Exercise instructions:
Leave out the pictures and transcribe everything else exactly.

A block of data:

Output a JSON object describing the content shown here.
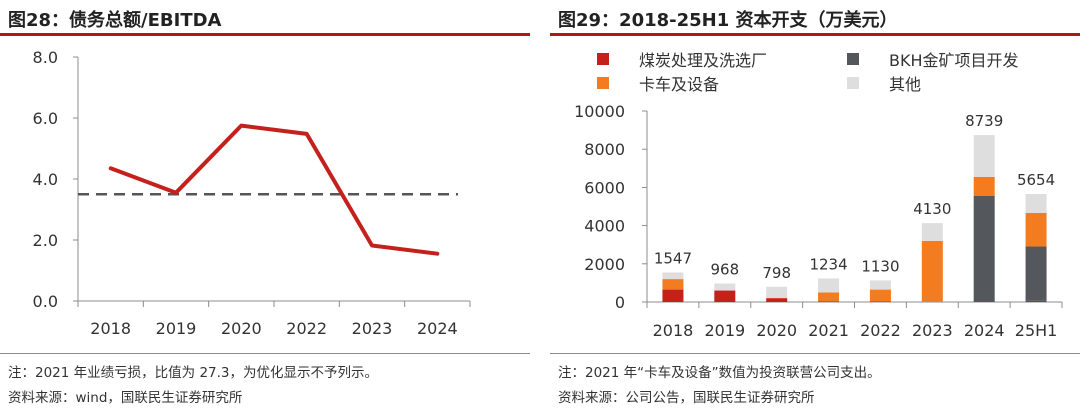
{
  "colors": {
    "accent_red": "#c4201c",
    "dashed": "#555555",
    "coal": "#c4201c",
    "trucks": "#f47c20",
    "bkh": "#54575c",
    "other": "#dedede",
    "axis": "#8c8c8c"
  },
  "left": {
    "title": "图28：债务总额/EBITDA",
    "note": "注：2021 年业绩亏损，比值为 27.3，为优化显示不予列示。",
    "source": "资料来源：wind，国联民生证券研究所"
  },
  "right": {
    "title": "图29：2018-25H1 资本开支（万美元）",
    "note": "注：2021 年“卡车及设备”数值为投资联营公司支出。",
    "source": "资料来源：公司公告，国联民生证券研究所"
  },
  "chart_data": [
    {
      "type": "line",
      "title": "债务总额/EBITDA",
      "categories": [
        "2018",
        "2019",
        "2020",
        "2022",
        "2023",
        "2024"
      ],
      "series": [
        {
          "name": "债务总额/EBITDA",
          "values": [
            4.35,
            3.55,
            5.75,
            5.48,
            1.82,
            1.55
          ]
        }
      ],
      "reference_line": {
        "value": 3.5,
        "style": "dashed"
      },
      "ylim": [
        0,
        8
      ],
      "yticks": [
        "0.0",
        "2.0",
        "4.0",
        "6.0",
        "8.0"
      ]
    },
    {
      "type": "bar",
      "stacked": true,
      "title": "2018-25H1 资本开支（万美元）",
      "categories": [
        "2018",
        "2019",
        "2020",
        "2021",
        "2022",
        "2023",
        "2024",
        "25H1"
      ],
      "series": [
        {
          "name": "煤炭处理及洗选厂",
          "color_key": "coal",
          "values": [
            650,
            600,
            200,
            40,
            30,
            0,
            0,
            60
          ]
        },
        {
          "name": "卡车及设备",
          "color_key": "trucks",
          "values": [
            550,
            0,
            20,
            460,
            620,
            3200,
            1000,
            1750
          ]
        },
        {
          "name": "BKH金矿项目开发",
          "color_key": "bkh",
          "values": [
            0,
            0,
            0,
            0,
            0,
            0,
            5550,
            2850
          ]
        },
        {
          "name": "其他",
          "color_key": "other",
          "values": [
            347,
            368,
            578,
            734,
            480,
            930,
            2189,
            994
          ]
        }
      ],
      "totals": [
        1547,
        968,
        798,
        1234,
        1130,
        4130,
        8739,
        5654
      ],
      "ylim": [
        0,
        10000
      ],
      "yticks": [
        "0",
        "2000",
        "4000",
        "6000",
        "8000",
        "10000"
      ],
      "legend": [
        {
          "label": "煤炭处理及洗选厂",
          "color_key": "coal"
        },
        {
          "label": "BKH金矿项目开发",
          "color_key": "bkh"
        },
        {
          "label": "卡车及设备",
          "color_key": "trucks"
        },
        {
          "label": "其他",
          "color_key": "other"
        }
      ]
    }
  ]
}
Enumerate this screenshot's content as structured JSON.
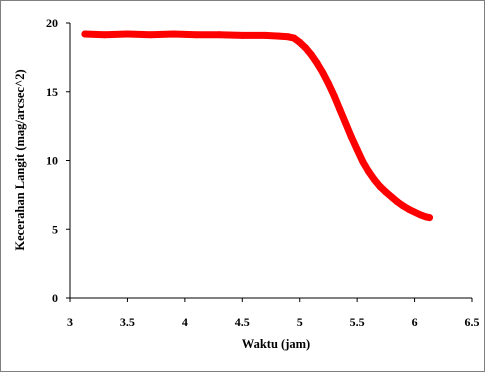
{
  "chart_data": {
    "type": "line",
    "title": "",
    "xlabel": "Waktu (jam)",
    "ylabel": "Kecerahan Langit (mag/arcsec^2)",
    "xlim": [
      3,
      6.5
    ],
    "ylim": [
      0,
      20
    ],
    "xticks": [
      "3",
      "3.5",
      "4",
      "4.5",
      "5",
      "5.5",
      "6",
      "6.5"
    ],
    "yticks": [
      "0",
      "5",
      "10",
      "15",
      "20"
    ],
    "grid": false,
    "legend": "none",
    "series": [
      {
        "color": "#ff0000",
        "x": [
          3.13,
          3.3,
          3.5,
          3.7,
          3.9,
          4.1,
          4.3,
          4.5,
          4.7,
          4.82,
          4.9,
          4.95,
          5.0,
          5.05,
          5.1,
          5.15,
          5.2,
          5.25,
          5.3,
          5.35,
          5.4,
          5.45,
          5.5,
          5.55,
          5.6,
          5.65,
          5.7,
          5.75,
          5.8,
          5.85,
          5.9,
          5.95,
          6.0,
          6.05,
          6.1,
          6.13
        ],
        "y": [
          19.2,
          19.15,
          19.2,
          19.15,
          19.2,
          19.15,
          19.15,
          19.1,
          19.1,
          19.05,
          19.0,
          18.9,
          18.6,
          18.2,
          17.7,
          17.1,
          16.4,
          15.6,
          14.7,
          13.7,
          12.7,
          11.7,
          10.8,
          9.9,
          9.2,
          8.6,
          8.1,
          7.7,
          7.35,
          7.0,
          6.7,
          6.45,
          6.25,
          6.05,
          5.9,
          5.85
        ]
      }
    ]
  }
}
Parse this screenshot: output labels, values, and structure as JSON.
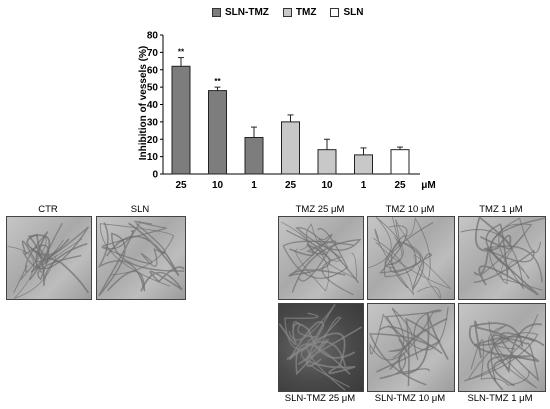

Exercise response:
Output a JSON object describing the content shown here.
{
  "colors": {
    "accent_red": "#c4201c",
    "dashed": "#555555",
    "coal": "#c4201c",
    "trucks": "#f47c20",
    "bkh": "#54575c",
    "other": "#dedede",
    "axis": "#8c8c8c"
  },
  "left": {
    "title": "图28：债务总额/EBITDA",
    "note": "注：2021 年业绩亏损，比值为 27.3，为优化显示不予列示。",
    "source": "资料来源：wind，国联民生证券研究所"
  },
  "right": {
    "title": "图29：2018-25H1 资本开支（万美元）",
    "note": "注：2021 年“卡车及设备”数值为投资联营公司支出。",
    "source": "资料来源：公司公告，国联民生证券研究所"
  },
  "chart_data": [
    {
      "type": "line",
      "title": "债务总额/EBITDA",
      "categories": [
        "2018",
        "2019",
        "2020",
        "2022",
        "2023",
        "2024"
      ],
      "series": [
        {
          "name": "债务总额/EBITDA",
          "values": [
            4.35,
            3.55,
            5.75,
            5.48,
            1.82,
            1.55
          ]
        }
      ],
      "reference_line": {
        "value": 3.5,
        "style": "dashed"
      },
      "ylim": [
        0,
        8
      ],
      "yticks": [
        "0.0",
        "2.0",
        "4.0",
        "6.0",
        "8.0"
      ]
    },
    {
      "type": "bar",
      "stacked": true,
      "title": "2018-25H1 资本开支（万美元）",
      "categories": [
        "2018",
        "2019",
        "2020",
        "2021",
        "2022",
        "2023",
        "2024",
        "25H1"
      ],
      "series": [
        {
          "name": "煤炭处理及洗选厂",
          "color_key": "coal",
          "values": [
            650,
            600,
            200,
            40,
            30,
            0,
            0,
            60
          ]
        },
        {
          "name": "卡车及设备",
          "color_key": "trucks",
          "values": [
            550,
            0,
            20,
            460,
            620,
            3200,
            1000,
            1750
          ]
        },
        {
          "name": "BKH金矿项目开发",
          "color_key": "bkh",
          "values": [
            0,
            0,
            0,
            0,
            0,
            0,
            5550,
            2850
          ]
        },
        {
          "name": "其他",
          "color_key": "other",
          "values": [
            347,
            368,
            578,
            734,
            480,
            930,
            2189,
            994
          ]
        }
      ],
      "totals": [
        1547,
        968,
        798,
        1234,
        1130,
        4130,
        8739,
        5654
      ],
      "ylim": [
        0,
        10000
      ],
      "yticks": [
        "0",
        "2000",
        "4000",
        "6000",
        "8000",
        "10000"
      ],
      "legend": [
        {
          "label": "煤炭处理及洗选厂",
          "color_key": "coal"
        },
        {
          "label": "BKH金矿项目开发",
          "color_key": "bkh"
        },
        {
          "label": "卡车及设备",
          "color_key": "trucks"
        },
        {
          "label": "其他",
          "color_key": "other"
        }
      ]
    }
  ]
}
Enumerate this screenshot's content as structured JSON.
{
  "chart_data": {
    "type": "line",
    "title": "",
    "xlabel": "Waktu (jam)",
    "ylabel": "Kecerahan Langit (mag/arcsec^2)",
    "xlim": [
      3,
      6.5
    ],
    "ylim": [
      0,
      20
    ],
    "xticks": [
      "3",
      "3.5",
      "4",
      "4.5",
      "5",
      "5.5",
      "6",
      "6.5"
    ],
    "yticks": [
      "0",
      "5",
      "10",
      "15",
      "20"
    ],
    "grid": false,
    "legend": "none",
    "series": [
      {
        "color": "#ff0000",
        "x": [
          3.13,
          3.3,
          3.5,
          3.7,
          3.9,
          4.1,
          4.3,
          4.5,
          4.7,
          4.82,
          4.9,
          4.95,
          5.0,
          5.05,
          5.1,
          5.15,
          5.2,
          5.25,
          5.3,
          5.35,
          5.4,
          5.45,
          5.5,
          5.55,
          5.6,
          5.65,
          5.7,
          5.75,
          5.8,
          5.85,
          5.9,
          5.95,
          6.0,
          6.05,
          6.1,
          6.13
        ],
        "y": [
          19.2,
          19.15,
          19.2,
          19.15,
          19.2,
          19.15,
          19.15,
          19.1,
          19.1,
          19.05,
          19.0,
          18.9,
          18.6,
          18.2,
          17.7,
          17.1,
          16.4,
          15.6,
          14.7,
          13.7,
          12.7,
          11.7,
          10.8,
          9.9,
          9.2,
          8.6,
          8.1,
          7.7,
          7.35,
          7.0,
          6.7,
          6.45,
          6.25,
          6.05,
          5.9,
          5.85
        ]
      }
    ]
  }
}
Parse this screenshot: output labels, values, and structure as JSON.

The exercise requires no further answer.